Exercise objective ::
Please transcribe the data below exactly. Leave the pictures out.

[Dataset records on visual material]
□ □ □ □ □ □ □

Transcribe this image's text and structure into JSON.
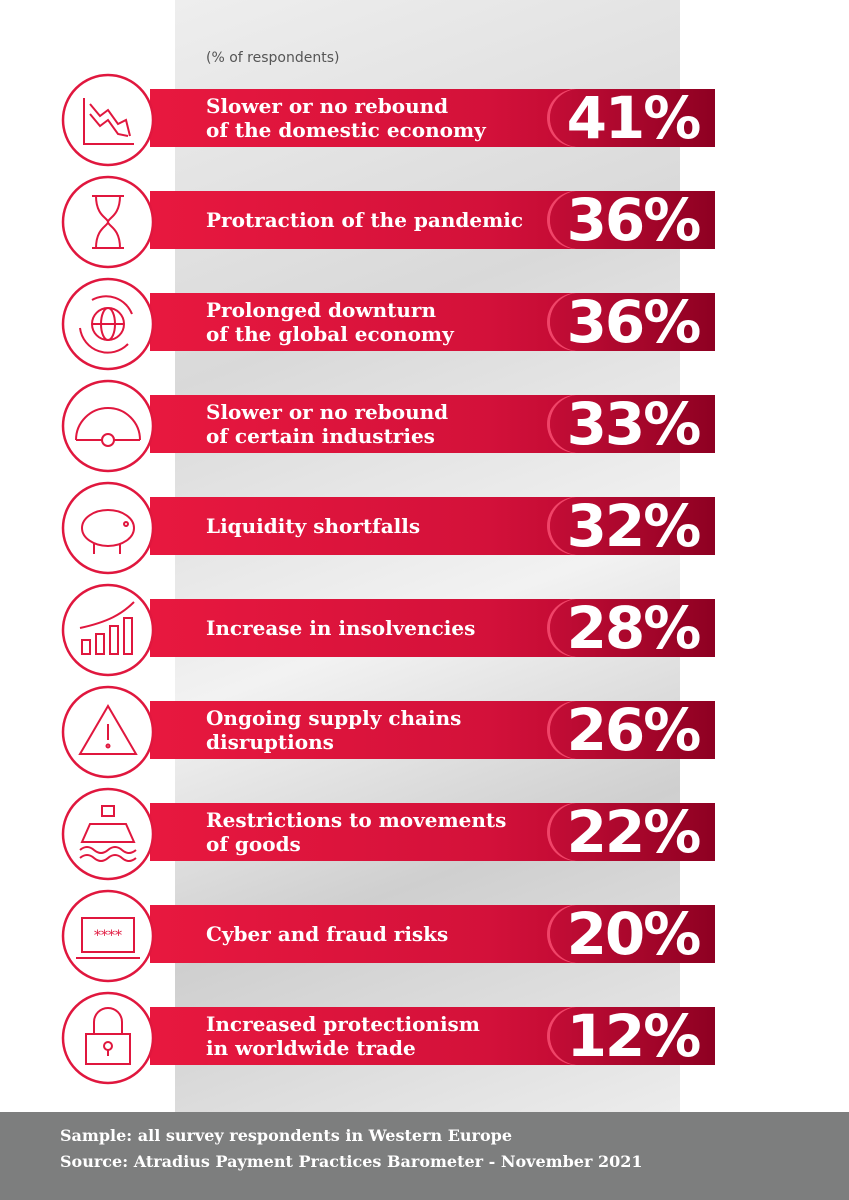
{
  "subtitle": "(% of respondents)",
  "items": [
    {
      "lines": [
        "Slower or no rebound",
        "of the domestic economy"
      ],
      "value": "41%"
    },
    {
      "lines": [
        "Protraction of the pandemic"
      ],
      "value": "36%"
    },
    {
      "lines": [
        "Prolonged downturn",
        "of the global economy"
      ],
      "value": "36%"
    },
    {
      "lines": [
        "Slower or no rebound",
        "of certain industries"
      ],
      "value": "33%"
    },
    {
      "lines": [
        "Liquidity shortfalls"
      ],
      "value": "32%"
    },
    {
      "lines": [
        "Increase in insolvencies"
      ],
      "value": "28%"
    },
    {
      "lines": [
        "Ongoing supply chains",
        "disruptions"
      ],
      "value": "26%"
    },
    {
      "lines": [
        "Restrictions to movements",
        "of goods"
      ],
      "value": "22%"
    },
    {
      "lines": [
        "Cyber and fraud risks"
      ],
      "value": "20%"
    },
    {
      "lines": [
        "Increased protectionism",
        "in worldwide trade"
      ],
      "value": "12%"
    }
  ],
  "footer": {
    "sample": "Sample: all survey respondents in Western Europe",
    "source": "Source: Atradius Payment Practices Barometer - November 2021"
  }
}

□ □ □ □ □ □ □

Output below ::
Transcribe this image's text and structure into JSON.
{
  "subtitle": "(% of respondents)",
  "items": [
    {
      "lines": [
        "Slower or no rebound",
        "of the domestic economy"
      ],
      "value": "41%"
    },
    {
      "lines": [
        "Protraction of the pandemic"
      ],
      "value": "36%"
    },
    {
      "lines": [
        "Prolonged downturn",
        "of the global economy"
      ],
      "value": "36%"
    },
    {
      "lines": [
        "Slower or no rebound",
        "of certain industries"
      ],
      "value": "33%"
    },
    {
      "lines": [
        "Liquidity shortfalls"
      ],
      "value": "32%"
    },
    {
      "lines": [
        "Increase in insolvencies"
      ],
      "value": "28%"
    },
    {
      "lines": [
        "Ongoing supply chains",
        "disruptions"
      ],
      "value": "26%"
    },
    {
      "lines": [
        "Restrictions to movements",
        "of goods"
      ],
      "value": "22%"
    },
    {
      "lines": [
        "Cyber and fraud risks"
      ],
      "value": "20%"
    },
    {
      "lines": [
        "Increased protectionism",
        "in worldwide trade"
      ],
      "value": "12%"
    }
  ],
  "footer": {
    "sample": "Sample: all survey respondents in Western Europe",
    "source": "Source: Atradius Payment Practices Barometer - November 2021"
  }
}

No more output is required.